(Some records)
--------

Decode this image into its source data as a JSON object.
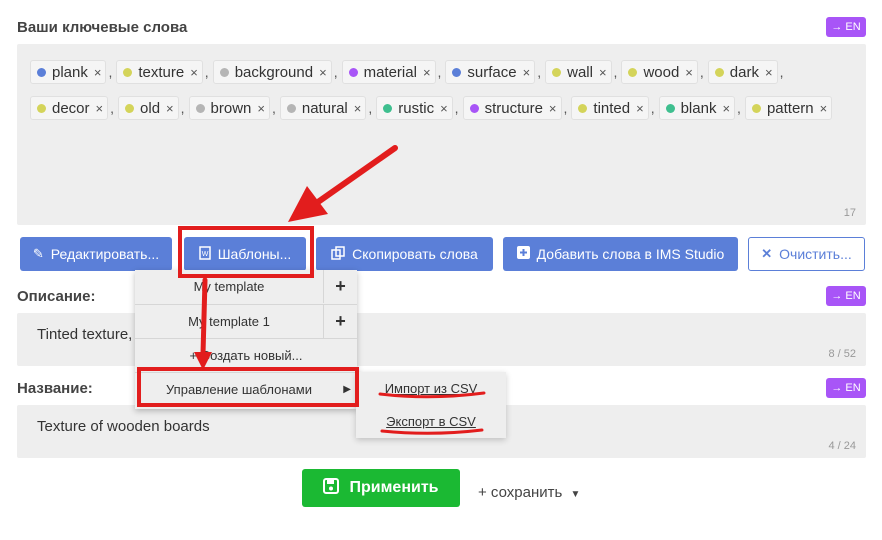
{
  "keywords": {
    "title": "Ваши ключевые слова",
    "lang": "→ EN",
    "count": "17",
    "items": [
      {
        "label": "plank",
        "color": "#5b7fd8"
      },
      {
        "label": "texture",
        "color": "#d4d45a"
      },
      {
        "label": "background",
        "color": "#b5b5b5"
      },
      {
        "label": "material",
        "color": "#a855f7"
      },
      {
        "label": "surface",
        "color": "#5b7fd8"
      },
      {
        "label": "wall",
        "color": "#d4d45a"
      },
      {
        "label": "wood",
        "color": "#d4d45a"
      },
      {
        "label": "dark",
        "color": "#d4d45a"
      },
      {
        "label": "decor",
        "color": "#d4d45a"
      },
      {
        "label": "old",
        "color": "#d4d45a"
      },
      {
        "label": "brown",
        "color": "#b5b5b5"
      },
      {
        "label": "natural",
        "color": "#b5b5b5"
      },
      {
        "label": "rustic",
        "color": "#3fbf8f"
      },
      {
        "label": "structure",
        "color": "#a855f7"
      },
      {
        "label": "tinted",
        "color": "#d4d45a"
      },
      {
        "label": "blank",
        "color": "#3fbf8f"
      },
      {
        "label": "pattern",
        "color": "#d4d45a"
      }
    ]
  },
  "toolbar": {
    "edit": "Редактировать...",
    "templates": "Шаблоны...",
    "copy": "Скопировать слова",
    "add_ims": "Добавить слова в IMS Studio",
    "clear": "Очистить..."
  },
  "templates_menu": {
    "items": [
      "My template",
      "My template 1"
    ],
    "create_new": "+ Создать новый...",
    "manage": "Управление шаблонами",
    "submenu": {
      "import": "Импорт из CSV",
      "export": "Экспорт в CSV"
    }
  },
  "description": {
    "title": "Описание:",
    "lang": "→ EN",
    "text": "Tinted texture, made of rough wooden boards",
    "count": "8 / 52"
  },
  "name": {
    "title": "Название:",
    "lang": "→ EN",
    "text": "Texture of wooden boards",
    "count": "4 / 24"
  },
  "actions": {
    "apply": "Применить",
    "save": "+ сохранить"
  },
  "colors": {
    "primary": "#5b7fd8",
    "accent_purple": "#a855f7",
    "apply_green": "#1bb933",
    "highlight_red": "#e21d1d"
  }
}
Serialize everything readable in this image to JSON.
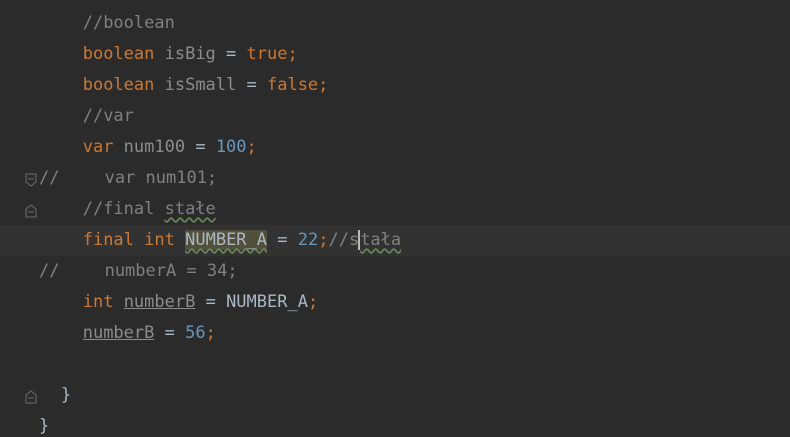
{
  "editor": {
    "lines": [
      {
        "indent": "    ",
        "parts": [
          {
            "t": "//boolean",
            "c": "cm"
          }
        ]
      },
      {
        "indent": "    ",
        "parts": [
          {
            "t": "boolean",
            "c": "kw"
          },
          {
            "t": " isBig",
            "c": "var"
          },
          {
            "t": " = ",
            "c": "op"
          },
          {
            "t": "true",
            "c": "kw"
          },
          {
            "t": ";",
            "c": "punc"
          }
        ]
      },
      {
        "indent": "    ",
        "parts": [
          {
            "t": "boolean",
            "c": "kw"
          },
          {
            "t": " isSmall",
            "c": "var"
          },
          {
            "t": " = ",
            "c": "op"
          },
          {
            "t": "false",
            "c": "kw"
          },
          {
            "t": ";",
            "c": "punc"
          }
        ]
      },
      {
        "indent": "    ",
        "parts": [
          {
            "t": "//var",
            "c": "cm"
          }
        ]
      },
      {
        "indent": "    ",
        "parts": [
          {
            "t": "var",
            "c": "kw"
          },
          {
            "t": " num100",
            "c": "var"
          },
          {
            "t": " = ",
            "c": "op"
          },
          {
            "t": "100",
            "c": "num"
          },
          {
            "t": ";",
            "c": "punc"
          }
        ]
      },
      {
        "linecomment": "//",
        "indent": "      ",
        "parts": [
          {
            "t": "var num101;",
            "c": "cm"
          }
        ]
      },
      {
        "indent": "    ",
        "parts": [
          {
            "t": "//final ",
            "c": "cm"
          },
          {
            "t": "stałe",
            "c": "cm typo"
          }
        ]
      },
      {
        "current": true,
        "indent": "    ",
        "parts": [
          {
            "t": "final",
            "c": "kw"
          },
          {
            "t": " ",
            "c": "op"
          },
          {
            "t": "int",
            "c": "kw"
          },
          {
            "t": " ",
            "c": "op"
          },
          {
            "t": "NUMBER_A",
            "c": "const hl typo"
          },
          {
            "t": " = ",
            "c": "op"
          },
          {
            "t": "22",
            "c": "num"
          },
          {
            "t": ";",
            "c": "punc"
          },
          {
            "t": "//s",
            "c": "cm"
          },
          {
            "t": "",
            "c": "cursor"
          },
          {
            "t": "tała",
            "c": "cm typo"
          }
        ]
      },
      {
        "linecomment": "//",
        "indent": "      ",
        "parts": [
          {
            "t": "numberA = 34;",
            "c": "cm"
          }
        ]
      },
      {
        "indent": "    ",
        "parts": [
          {
            "t": "int",
            "c": "kw"
          },
          {
            "t": " ",
            "c": "op"
          },
          {
            "t": "numberB",
            "c": "var ul"
          },
          {
            "t": " = ",
            "c": "op"
          },
          {
            "t": "NUMBER_A",
            "c": "const"
          },
          {
            "t": ";",
            "c": "punc"
          }
        ]
      },
      {
        "indent": "    ",
        "parts": [
          {
            "t": "numberB",
            "c": "var ul"
          },
          {
            "t": " = ",
            "c": "op"
          },
          {
            "t": "56",
            "c": "num"
          },
          {
            "t": ";",
            "c": "punc"
          }
        ]
      },
      {
        "indent": "",
        "parts": []
      },
      {
        "indent": "  ",
        "parts": [
          {
            "t": "}",
            "c": "brace"
          }
        ]
      },
      {
        "indent": "",
        "parts": [
          {
            "t": "}",
            "c": "brace"
          }
        ]
      }
    ]
  },
  "gutter": {
    "fold_icons": [
      {
        "line": 5,
        "name": "fold-start-icon"
      },
      {
        "line": 6,
        "name": "fold-end-icon"
      },
      {
        "line": 12,
        "name": "fold-end-icon"
      }
    ]
  },
  "colors": {
    "background": "#2b2b2b",
    "keyword": "#cc7832",
    "number": "#6897bb",
    "comment": "#808080",
    "identifier": "#a9b7c6"
  }
}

--------

▶ _WORK INSTRUCTIONS_
Quote the data above in full, leaving out the pictures it holds.

▶ _COMPLETE RESPONSE_
Decode this image into its source data as a JSON object.
{
  "keywords": {
    "title": "Ваши ключевые слова",
    "lang": "→ EN",
    "count": "17",
    "items": [
      {
        "label": "plank",
        "color": "#5b7fd8"
      },
      {
        "label": "texture",
        "color": "#d4d45a"
      },
      {
        "label": "background",
        "color": "#b5b5b5"
      },
      {
        "label": "material",
        "color": "#a855f7"
      },
      {
        "label": "surface",
        "color": "#5b7fd8"
      },
      {
        "label": "wall",
        "color": "#d4d45a"
      },
      {
        "label": "wood",
        "color": "#d4d45a"
      },
      {
        "label": "dark",
        "color": "#d4d45a"
      },
      {
        "label": "decor",
        "color": "#d4d45a"
      },
      {
        "label": "old",
        "color": "#d4d45a"
      },
      {
        "label": "brown",
        "color": "#b5b5b5"
      },
      {
        "label": "natural",
        "color": "#b5b5b5"
      },
      {
        "label": "rustic",
        "color": "#3fbf8f"
      },
      {
        "label": "structure",
        "color": "#a855f7"
      },
      {
        "label": "tinted",
        "color": "#d4d45a"
      },
      {
        "label": "blank",
        "color": "#3fbf8f"
      },
      {
        "label": "pattern",
        "color": "#d4d45a"
      }
    ]
  },
  "toolbar": {
    "edit": "Редактировать...",
    "templates": "Шаблоны...",
    "copy": "Скопировать слова",
    "add_ims": "Добавить слова в IMS Studio",
    "clear": "Очистить..."
  },
  "templates_menu": {
    "items": [
      "My template",
      "My template 1"
    ],
    "create_new": "+ Создать новый...",
    "manage": "Управление шаблонами",
    "submenu": {
      "import": "Импорт из CSV",
      "export": "Экспорт в CSV"
    }
  },
  "description": {
    "title": "Описание:",
    "lang": "→ EN",
    "text": "Tinted texture, made of rough wooden boards",
    "count": "8 / 52"
  },
  "name": {
    "title": "Название:",
    "lang": "→ EN",
    "text": "Texture of wooden boards",
    "count": "4 / 24"
  },
  "actions": {
    "apply": "Применить",
    "save": "+ сохранить"
  },
  "colors": {
    "primary": "#5b7fd8",
    "accent_purple": "#a855f7",
    "apply_green": "#1bb933",
    "highlight_red": "#e21d1d"
  }
}
Serialize everything readable in this image to JSON.
{
  "editor": {
    "lines": [
      {
        "indent": "    ",
        "parts": [
          {
            "t": "//boolean",
            "c": "cm"
          }
        ]
      },
      {
        "indent": "    ",
        "parts": [
          {
            "t": "boolean",
            "c": "kw"
          },
          {
            "t": " isBig",
            "c": "var"
          },
          {
            "t": " = ",
            "c": "op"
          },
          {
            "t": "true",
            "c": "kw"
          },
          {
            "t": ";",
            "c": "punc"
          }
        ]
      },
      {
        "indent": "    ",
        "parts": [
          {
            "t": "boolean",
            "c": "kw"
          },
          {
            "t": " isSmall",
            "c": "var"
          },
          {
            "t": " = ",
            "c": "op"
          },
          {
            "t": "false",
            "c": "kw"
          },
          {
            "t": ";",
            "c": "punc"
          }
        ]
      },
      {
        "indent": "    ",
        "parts": [
          {
            "t": "//var",
            "c": "cm"
          }
        ]
      },
      {
        "indent": "    ",
        "parts": [
          {
            "t": "var",
            "c": "kw"
          },
          {
            "t": " num100",
            "c": "var"
          },
          {
            "t": " = ",
            "c": "op"
          },
          {
            "t": "100",
            "c": "num"
          },
          {
            "t": ";",
            "c": "punc"
          }
        ]
      },
      {
        "linecomment": "//",
        "indent": "      ",
        "parts": [
          {
            "t": "var num101;",
            "c": "cm"
          }
        ]
      },
      {
        "indent": "    ",
        "parts": [
          {
            "t": "//final ",
            "c": "cm"
          },
          {
            "t": "stałe",
            "c": "cm typo"
          }
        ]
      },
      {
        "current": true,
        "indent": "    ",
        "parts": [
          {
            "t": "final",
            "c": "kw"
          },
          {
            "t": " ",
            "c": "op"
          },
          {
            "t": "int",
            "c": "kw"
          },
          {
            "t": " ",
            "c": "op"
          },
          {
            "t": "NUMBER_A",
            "c": "const hl typo"
          },
          {
            "t": " = ",
            "c": "op"
          },
          {
            "t": "22",
            "c": "num"
          },
          {
            "t": ";",
            "c": "punc"
          },
          {
            "t": "//s",
            "c": "cm"
          },
          {
            "t": "",
            "c": "cursor"
          },
          {
            "t": "tała",
            "c": "cm typo"
          }
        ]
      },
      {
        "linecomment": "//",
        "indent": "      ",
        "parts": [
          {
            "t": "numberA = 34;",
            "c": "cm"
          }
        ]
      },
      {
        "indent": "    ",
        "parts": [
          {
            "t": "int",
            "c": "kw"
          },
          {
            "t": " ",
            "c": "op"
          },
          {
            "t": "numberB",
            "c": "var ul"
          },
          {
            "t": " = ",
            "c": "op"
          },
          {
            "t": "NUMBER_A",
            "c": "const"
          },
          {
            "t": ";",
            "c": "punc"
          }
        ]
      },
      {
        "indent": "    ",
        "parts": [
          {
            "t": "numberB",
            "c": "var ul"
          },
          {
            "t": " = ",
            "c": "op"
          },
          {
            "t": "56",
            "c": "num"
          },
          {
            "t": ";",
            "c": "punc"
          }
        ]
      },
      {
        "indent": "",
        "parts": []
      },
      {
        "indent": "  ",
        "parts": [
          {
            "t": "}",
            "c": "brace"
          }
        ]
      },
      {
        "indent": "",
        "parts": [
          {
            "t": "}",
            "c": "brace"
          }
        ]
      }
    ]
  },
  "gutter": {
    "fold_icons": [
      {
        "line": 5,
        "name": "fold-start-icon"
      },
      {
        "line": 6,
        "name": "fold-end-icon"
      },
      {
        "line": 12,
        "name": "fold-end-icon"
      }
    ]
  },
  "colors": {
    "background": "#2b2b2b",
    "keyword": "#cc7832",
    "number": "#6897bb",
    "comment": "#808080",
    "identifier": "#a9b7c6"
  }
}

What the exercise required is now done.